Task objective:
Copy every line of the entries that includes the word "find".

Source material:
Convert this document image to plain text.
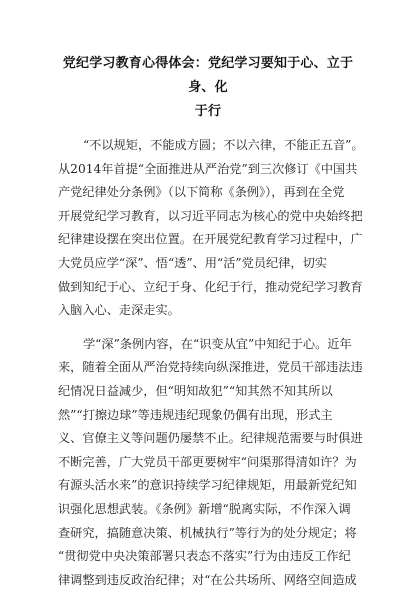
党纪学习教育心得体会：党纪学习要知于心、立于身、化
于行

“不以规矩，不能成方圆；不以六律，不能正五音”。
从2014年首提“全面推进从严治党”到三次修订《中国共
产党纪律处分条例》（以下简称《条例》），再到在全党
开展党纪学习教育，以习近平同志为核心的党中央始终把
纪律建设摆在突出位置。在开展党纪教育学习过程中，广
大党员应学“深”、悟“透”、用“活”党员纪律，切实
做到知纪于心、立纪于身、化纪于行，推动党纪学习教育
入脑入心、走深走实。

学“深”条例内容，在“识变从宜”中知纪于心。近年
来，随着全面从严治党持续向纵深推进，党员干部违法违
纪情况日益减少，但“明知故犯”“知其然不知其所以
然”“打擦边球”等违规违纪现象仍偶有出现，形式主
义、官僚主义等问题仍屡禁不止。纪律规范需要与时俱进
不断完善，广大党员干部更要树牢“问渠那得清如许？为
有源头活水来”的意识持续学习纪律规矩，用最新党纪知
识强化思想武装。《条例》新增“脱离实际，不作深入调
查研究，搞随意决策、机械执行”等行为的处分规定；将
“贯彻党中央决策部署只表态不落实”行为由违反工作纪
律调整到违反政治纪律；对“在公共场所、网络空间造成
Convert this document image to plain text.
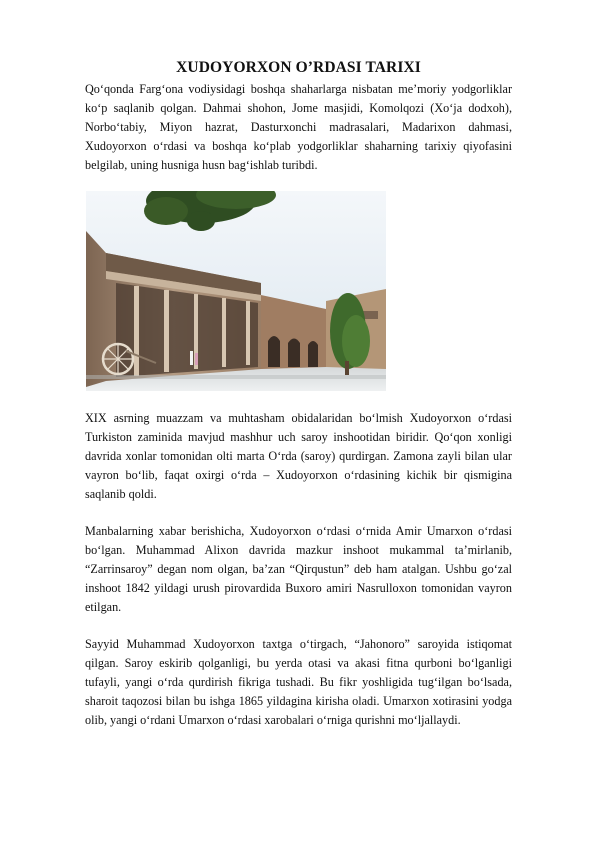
XUDOYORXON O’RDASI TARIXI

Qo‘qonda Farg‘ona vodiysidagi boshqa shaharlarga nisbatan me’moriy yodgorliklar ko‘p saqlanib qolgan. Dahmai shohon, Jome masjidi, Komolqozi (Xo‘ja dodxoh), Norbo‘tabiy, Miyon hazrat, Dasturxonchi madrasalari, Madarixon dahmasi, Xudoyorxon o‘rdasi va boshqa ko‘plab yodgorliklar shaharning tarixiy qiyofasini belgilab, uning husniga husn bag‘ishlab turibdi.

XIX asrning muazzam va muhtasham obidalaridan bo‘lmish Xudoyorxon o‘rdasi Turkiston zaminida mavjud mashhur uch saroy inshootidan biridir. Qo‘qon xonligi davrida xonlar tomonidan olti marta O‘rda (saroy) qurdirgan. Zamona zayli bilan ular vayron bo‘lib, faqat oxirgi o‘rda – Xudoyorxon o‘rdasining kichik bir qismigina saqlanib qoldi.

Manbalarning xabar berishicha, Xudoyorxon o‘rdasi o‘rnida Amir Umarxon o‘rdasi bo‘lgan. Muhammad Alixon davrida mazkur inshoot mukammal ta’mirlanib, “Zarrinsaroy” degan nom olgan, ba’zan “Qirqustun” deb ham atalgan. Ushbu go‘zal inshoot 1842 yildagi urush pirovardida Buxoro amiri Nasrulloxon tomonidan vayron etilgan.

Sayyid Muhammad Xudoyorxon taxtga o‘tirgach, “Jahonoro” saroyida istiqomat qilgan. Saroy eskirib qolganligi, bu yerda otasi va akasi fitna qurboni bo‘lganligi tufayli, yangi o‘rda qurdirish fikriga tushadi. Bu fikr yoshligida tug‘ilgan bo‘lsada, sharoit taqozosi bilan bu ishga 1865 yildagina kirisha oladi. Umarxon xotirasini yodga olib, yangi o‘rdani Umarxon o‘rdasi xarobalari o‘rniga qurishni mo‘ljallaydi.
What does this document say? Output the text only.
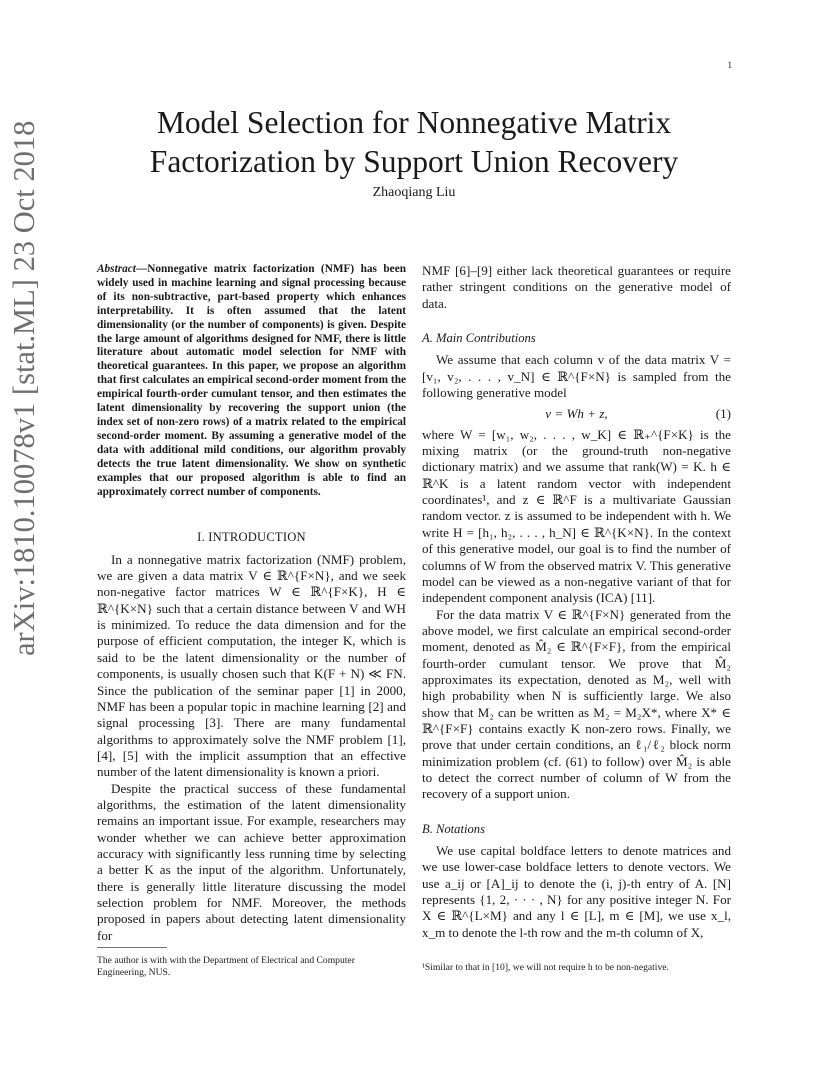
1
arXiv:1810.10078v1 [stat.ML] 23 Oct 2018	Model Selection for Nonnegative Matrix
Factorization by Support Union Recovery
Zhaoqiang Liu

Abstract—Nonnegative matrix factorization (NMF) has been widely used in machine learning and signal processing because of its non-subtractive, part-based property which enhances interpretability. It is often assumed that the latent dimensionality (or the number of components) is given. Despite the large amount of algorithms designed for NMF, there is little literature about automatic model selection for NMF with theoretical guarantees. In this paper, we propose an algorithm that first calculates an empirical second-order moment from the empirical fourth-order cumulant tensor, and then estimates the latent dimensionality by recovering the support union (the index set of non-zero rows) of a matrix related to the empirical second-order moment. By assuming a generative model of the data with additional mild conditions, our algorithm provably detects the true latent dimensionality. We show on synthetic examples that our proposed algorithm is able to find an approximately correct number of components.

I. INTRODUCTION

In a nonnegative matrix factorization (NMF) problem, we are given a data matrix V ∈ ℝ^{F×N}, and we seek non-negative factor matrices W ∈ ℝ^{F×K}, H ∈ ℝ^{K×N} such that a certain distance between V and WH is minimized. To reduce the data dimension and for the purpose of efficient computation, the integer K, which is said to be the latent dimensionality or the number of components, is usually chosen such that K(F + N) ≪ FN. Since the publication of the seminar paper [1] in 2000, NMF has been a popular topic in machine learning [2] and signal processing [3]. There are many fundamental algorithms to approximately solve the NMF problem [1], [4], [5] with the implicit assumption that an effective number of the latent dimensionality is known a priori.

Despite the practical success of these fundamental algorithms, the estimation of the latent dimensionality remains an important issue. For example, researchers may wonder whether we can achieve better approximation accuracy with significantly less running time by selecting a better K as the input of the algorithm. Unfortunately, there is generally little literature discussing the model selection problem for NMF. Moreover, the methods proposed in papers about detecting latent dimensionality for

NMF [6]–[9] either lack theoretical guarantees or require rather stringent conditions on the generative model of data.

A. Main Contributions

We assume that each column v of the data matrix V = [v₁, v₂, . . . , v_N] ∈ ℝ^{F×N} is sampled from the following generative model

v = Wh + z,	(1)

where W = [w₁, w₂, . . . , w_K] ∈ ℝ₊^{F×K} is the mixing matrix (or the ground-truth non-negative dictionary matrix) and we assume that rank(W) = K. h ∈ ℝ^K is a latent random vector with independent coordinates¹, and z ∈ ℝ^F is a multivariate Gaussian random vector. z is assumed to be independent with h. We write H = [h₁, h₂, . . . , h_N] ∈ ℝ^{K×N}. In the context of this generative model, our goal is to find the number of columns of W from the observed matrix V. This generative model can be viewed as a non-negative variant of that for independent component analysis (ICA) [11].

For the data matrix V ∈ ℝ^{F×N} generated from the above model, we first calculate an empirical second-order moment, denoted as M̂₂ ∈ ℝ^{F×F}, from the empirical fourth-order cumulant tensor. We prove that M̂₂ approximates its expectation, denoted as M₂, well with high probability when N is sufficiently large. We also show that M₂ can be written as M₂ = M₂X*, where X* ∈ ℝ^{F×F} contains exactly K non-zero rows. Finally, we prove that under certain conditions, an ℓ₁/ℓ₂ block norm minimization problem (cf. (61) to follow) over M̂₂ is able to detect the correct number of column of W from the recovery of a support union.

B. Notations

We use capital boldface letters to denote matrices and we use lower-case boldface letters to denote vectors. We use a_ij or [A]_ij to denote the (i, j)-th entry of A. [N] represents {1, 2, · · · , N} for any positive integer N. For X ∈ ℝ^{L×M} and any l ∈ [L], m ∈ [M], we use x_l, x_m to denote the l-th row and the m-th column of X,

The author is with with the Department of Electrical and Computer Engineering, NUS.	¹Similar to that in [10], we will not require h to be non-negative.
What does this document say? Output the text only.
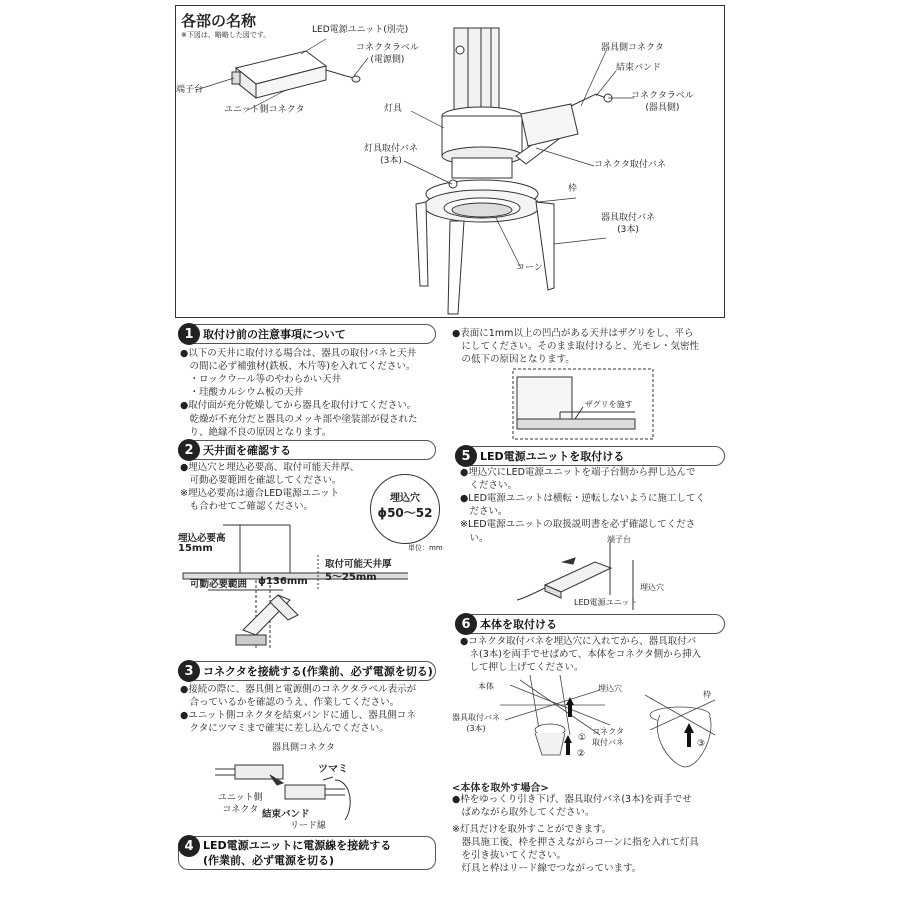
各部の名称
※下図は、略略した図です。	LED電源ユニット(別売)
コネクタラベル
(電源側)
端子台
ユニット側コネクタ	灯具
灯具取付バネ
(3本)
器具側コネクタ
結束バンド
コネクタラベル
(器具側)
コネクタ取付バネ
枠
器具取付バネ
(3本)
コーン
1 取付け前の注意事項について
●以下の天井に取付ける場合は、器具の取付バネと天井
　の間に必ず補強材(鉄板、木片等)を入れてください。
　・ロックウール等のやわらかい天井
　・珪酸カルシウム板の天井
●取付面が充分乾燥してから器具を取付けてください。
　乾燥が不充分だと器具のメッキ部や塗装部が侵された
　り、絶縁不良の原因となります。
2 天井面を確認する
●埋込穴と埋込必要高、取付可能天井厚、
　可動必要範囲を確認してください。
※埋込必要高は適合LED電源ユニット
　も合わせてご確認ください。
埋込穴
ϕ50〜52
単位：mm
埋込必要高
15mm
取付可能天井厚
5〜25mm
可動必要範囲 ϕ136mm
3 コネクタを接続する(作業前、必ず電源を切る)
●接続の際に、器具側と電源側のコネクタラベル表示が
　合っているかを確認のうえ、作業してください。
●ユニット側コネクタを結束バンドに通し、器具側コネ
　クタにツマミまで確実に差し込んでください。
器具側コネクタ
ツマミ
ユニット側
コネクタ 結束バンド
リード線
4 LED電源ユニットに電源線を接続する
(作業前、必ず電源を切る)
●表面に1mm以上の凹凸がある天井はザグリをし、平ら
　にしてください。そのまま取付けると、光モレ・気密性
　の低下の原因となります。
ザグリを施す
5 LED電源ユニットを取付ける
●埋込穴にLED電源ユニットを端子台側から押し込んで
　ください。
●LED電源ユニットは横転・逆転しないように施工してく
　ださい。
※LED電源ユニットの取扱説明書を必ず確認してくださ
　い。	端子台
埋込穴
LED電源ユニット
6 本体を取付ける
●コネクタ取付バネを埋込穴に入れてから、器具取付バ
　ネ(3本)を両手でせばめて、本体をコネクタ側から挿入
　して押し上げてください。
本体	埋込穴
器具取付バネ
(3本)	コネクタ
取付バネ
枠
①
②
③
<本体を取外す場合>
●枠をゆっくり引き下げ、器具取付バネ(3本)を両手でせ
　ばめながら取外してください。
※灯具だけを取外すことができます。
　器具施工後、枠を押さえながらコーンに指を入れて灯具
　を引き抜いてください。
　灯具と枠はリード線でつながっています。
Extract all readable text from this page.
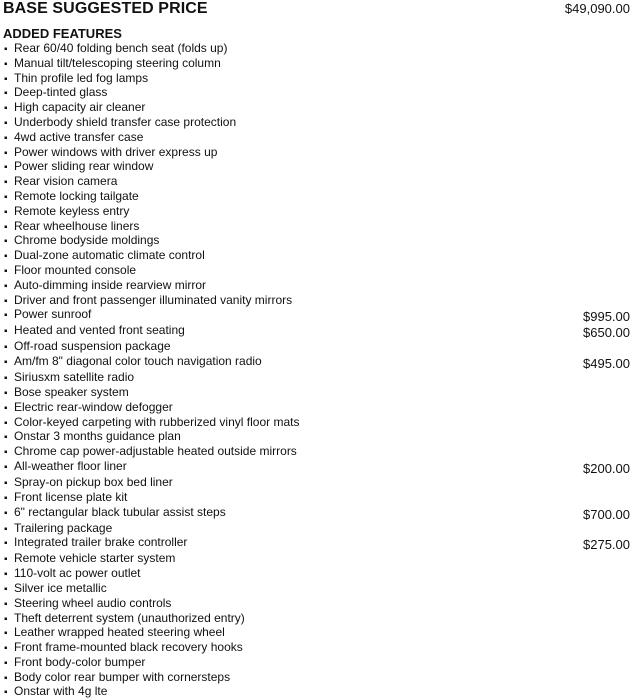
BASE SUGGESTED PRICE	$49,090.00
ADDED FEATURES
▪ Rear 60/40 folding bench seat (folds up)
▪ Manual tilt/telescoping steering column
▪ Thin profile led fog lamps
▪ Deep-tinted glass
▪ High capacity air cleaner
▪ Underbody shield transfer case protection
▪ 4wd active transfer case
▪ Power windows with driver express up
▪ Power sliding rear window
▪ Rear vision camera
▪ Remote locking tailgate
▪ Remote keyless entry
▪ Rear wheelhouse liners
▪ Chrome bodyside moldings
▪ Dual-zone automatic climate control
▪ Floor mounted console
▪ Auto-dimming inside rearview mirror
▪ Driver and front passenger illuminated vanity mirrors
▪ Power sunroof	$995.00
▪ Heated and vented front seating	$650.00
▪ Off-road suspension package
▪ Am/fm 8" diagonal color touch navigation radio	$495.00
▪ Siriusxm satellite radio
▪ Bose speaker system
▪ Electric rear-window defogger
▪ Color-keyed carpeting with rubberized vinyl floor mats
▪ Onstar 3 months guidance plan
▪ Chrome cap power-adjustable heated outside mirrors
▪ All-weather floor liner	$200.00
▪ Spray-on pickup box bed liner
▪ Front license plate kit
▪ 6" rectangular black tubular assist steps	$700.00
▪ Trailering package
▪ Integrated trailer brake controller	$275.00
▪ Remote vehicle starter system
▪ 110-volt ac power outlet
▪ Silver ice metallic
▪ Steering wheel audio controls
▪ Theft deterrent system (unauthorized entry)
▪ Leather wrapped heated steering wheel
▪ Front frame-mounted black recovery hooks
▪ Front body-color bumper
▪ Body color rear bumper with cornersteps
▪ Onstar with 4g lte
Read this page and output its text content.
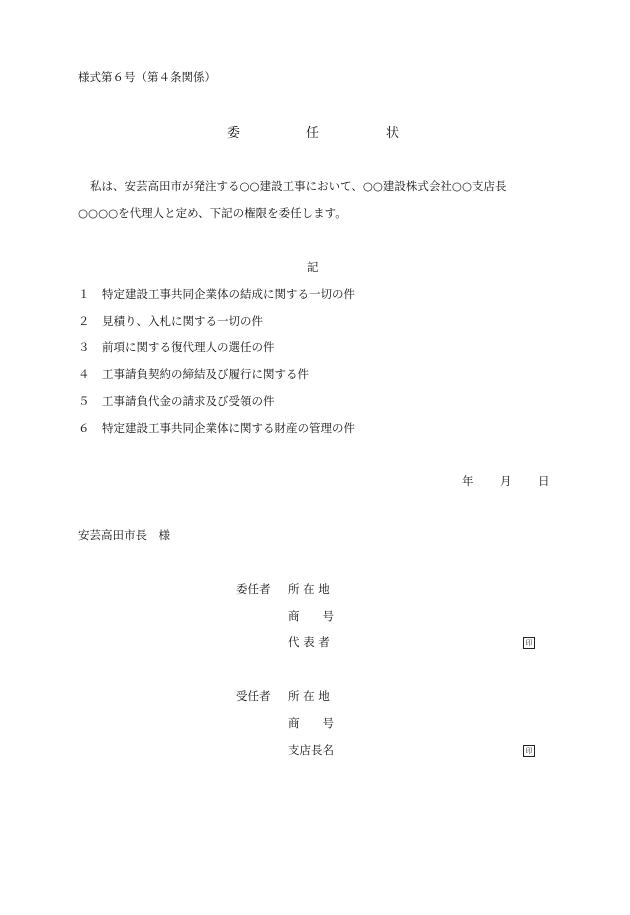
様式第６号（第４条関係）
委	任	状
私は、安芸高田市が発注する○○建設工事において、○○建設株式会社○○支店長
○○○○を代理人と定め、下記の権限を委任します。
記
１ 特定建設工事共同企業体の結成に関する一切の件
２ 見積り、入札に関する一切の件
３ 前項に関する復代理人の選任の件
４ 工事請負契約の締結及び履行に関する件
５ 工事請負代金の請求及び受領の件
６ 特定建設工事共同企業体に関する財産の管理の件
年 月 日
安芸高田市長　様
委任者 所 在 地
商　　号
代 表 者	印
受任者 所 在 地
商　　号
支店長名	印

Full answer:
Abstract—Nonnegative matrix factorization (NMF) has been widely used in machine learning and signal processing because of its non-subtractive, part-based property which enhances interpretability. It is often assumed that the latent dimensionality (or the number of components) is given. Despite the large amount of algorithms designed for NMF, there is little literature about automatic model selection for NMF with theoretical guarantees. In this paper, we propose an algorithm that first calculates an empirical second-order moment from the empirical fourth-order cumulant tensor, and then estimates the latent dimensionality by recovering the support union (the index set of non-zero rows) of a matrix related to the empirical second-order moment. By assuming a generative model of the data with additional mild conditions, our algorithm provably detects the true latent dimensionality. We show on synthetic examples that our proposed algorithm is able to find an approximately correct number of components.
where W = [w₁, w₂, . . . , w_K] ∈ ℝ₊^{F×K} is the mixing matrix (or the ground-truth non-negative dictionary matrix) and we assume that rank(W) = K. h ∈ ℝ^K is a latent random vector with independent coordinates¹, and z ∈ ℝ^F is a multivariate Gaussian random vector. z is assumed to be independent with h. We write H = [h₁, h₂, . . . , h_N] ∈ ℝ^{K×N}. In the context of this generative model, our goal is to find the number of columns of W from the observed matrix V. This generative model can be viewed as a non-negative variant of that for independent component analysis (ICA) [11].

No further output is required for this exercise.